### TEXTE À LIRE
◇ ◇ ◇
Stevenson décrit le rôle des rêves dans sa création
et de ce qu'il appelle les brownies

extrait d'"Un chapitre sur les rêves", à la fin de l'édition Folio
("A Chapter on Dreams" publié en janvier 1888 dans Scribner's Magazine)

Il parle de lui d'abord à la 3e personne et passe ensuite à la 1ère personne. Il évoque d'abord l'époque où il était étudiant, la place des rêves, puis leur rôle dans l'écriture :

Il se mit à rêver de façon suivie et à mener ainsi une double vie - une de jour, une de nuit - l'une dont il avait tout lieu de croire qu'elle était la vraie, l'autre dont il n'avait aucun moyen de prouver qu'elle était fausse.
(…)
Car, pour en venir enfin au fait, il y a longtemps que cet honnête garçon a l'habitude de s'endormir en se racontant des histoires, et avant lui son père faisait de même ; mais c'étaient là des inventions irresponsables, contées pour le plaisir du conteur, sans souci du public ignare ni du critique sourcilleux : des histoires où l'on pouvait laisser un fil se perdre, ou abandonner une aventure pour une autre, au moindre caprice de la fantaisie. De sorte que les petites gens qui font marcher le théâtre intérieur de l'homme n'avaient pas encore été dressés avec rigueur et jouaient sur leur scène comme des enfants qui se seraient glissés à l'intérieur du théâtre et qui l'auraient trouvé vide, plutôt que comme des acteurs bien entraînés jouant une pièce déterminée devant un grand concours de visages.
Mais voilà que mon rêveur s'avisa tout à coup de mettre à profit (comme on dit) les histoires qu'il se racontait à lui-même pour s'amuser ; je veux dire par là qu'il se mit à les écrire et à les monnayer. Du coup, il se trouvait placé, et avec lui les petites gens qui faisaient pour une part son travail, dans des conditions toutes nouvelles. Les histoires devaient maintenant être bien élaguées, bien châtiées et tenir toutes seules sur leurs jambes ; elles devaient avoir un commencement et une fin et se conformer (en un sens) aux lois de la vie ; le plaisir, en tin mot, était devenu une affaire, et cela non seulement pour le rêveur, mais pour les petites gens de son théâtre, qui comprenaient le changement aussi bien que lui. Quand il se couchait et se préparait à dormir, il ne cherchait plus que l'amusement, mais des histoires imprimables et profitables ; et une fois qu'il était endormi dans sa loge, ses petites gens continuaient leurs évolutions avec les mêmes desseins mercantiles.
Il n'avait plus maintenant que deux sortes de rêves : il lisait encore occasionnellement les livres les plus délicieux et il découvrait encore les plus délicieux endroits. Peut-être vaut-il la peine de noter qu'en ces mêmes endroits dans l'un d'eux en particulier, il retournait après des intervalles de mois et d'années, trouvant de nouveaux sentiers à travers champs, rendant visite à de nouveaux voisins, contemplant cette heureuse vallée sous de nouveaux aspects à midi, au couchant et à l'aube. Par contre, tous les autres membres des visions étaient perdus pour lui : l'habituelle version déformée des choses de la veille, le cauchemar de croquemitaines dont on prétend qu'il est le fils du fromage grillé, s'en étaient allés, eux et leurs pareils. La plupart du temps, qu'il fut éveillé ou endormi, il était simplement occupé - lui ou ses petites gens - à fabriquer consciencieusement des histoires pour le marché.
◇ ◇ ◇
### DONNÉES FOURNIES
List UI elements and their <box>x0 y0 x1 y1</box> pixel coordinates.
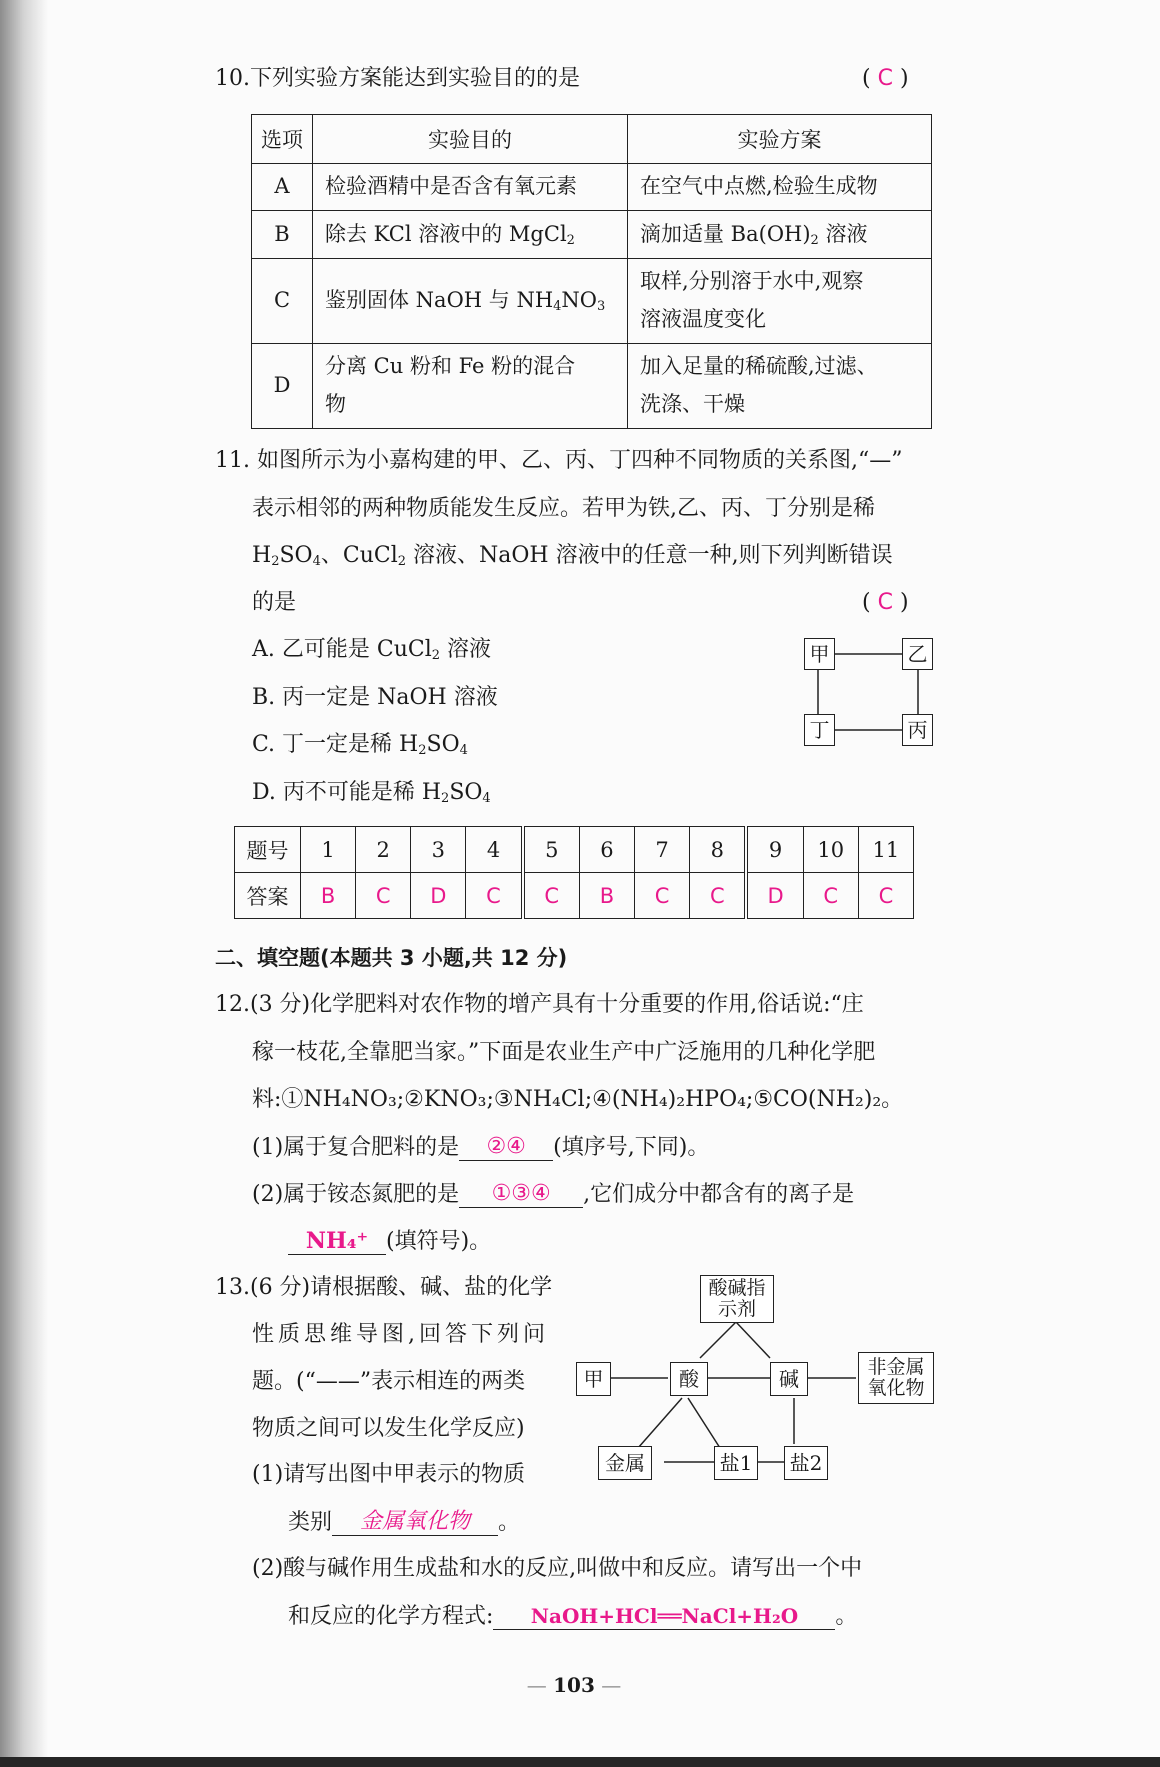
◇ ◇ ◇
### EXERCICE ÉCRIT
Reformulez sous forme de liste le paragraphe de l'extrait sur les rêves qui commence par « Il n'avait plus maintenant », en gardant ses faits principaux. Appuyez-vous uniquement sur le texte.

### RÉPONSE RÉDIGÉE
- Il ne lui restait plus que deux sortes de rêves : lire parfois des livres délicieux et découvrir des lieux délicieux.
- Il retournait dans ces lieux, et dans l'un d'eux en particulier, après des mois ou des années. Il y trouvait de nouveaux sentiers, y rendait visite à de nouveaux voisins et y voyait la vallée sous de nouveaux aspects à midi, au couchant et à l'aube.
- Tous les autres rêves avaient disparu, comme la version déformée des choses de la veille et les cauchemars de croquemitaines.
- Le plus souvent, éveillé ou endormi, il était occupé, lui ou ses petites gens, à fabriquer des histoires pour le marché.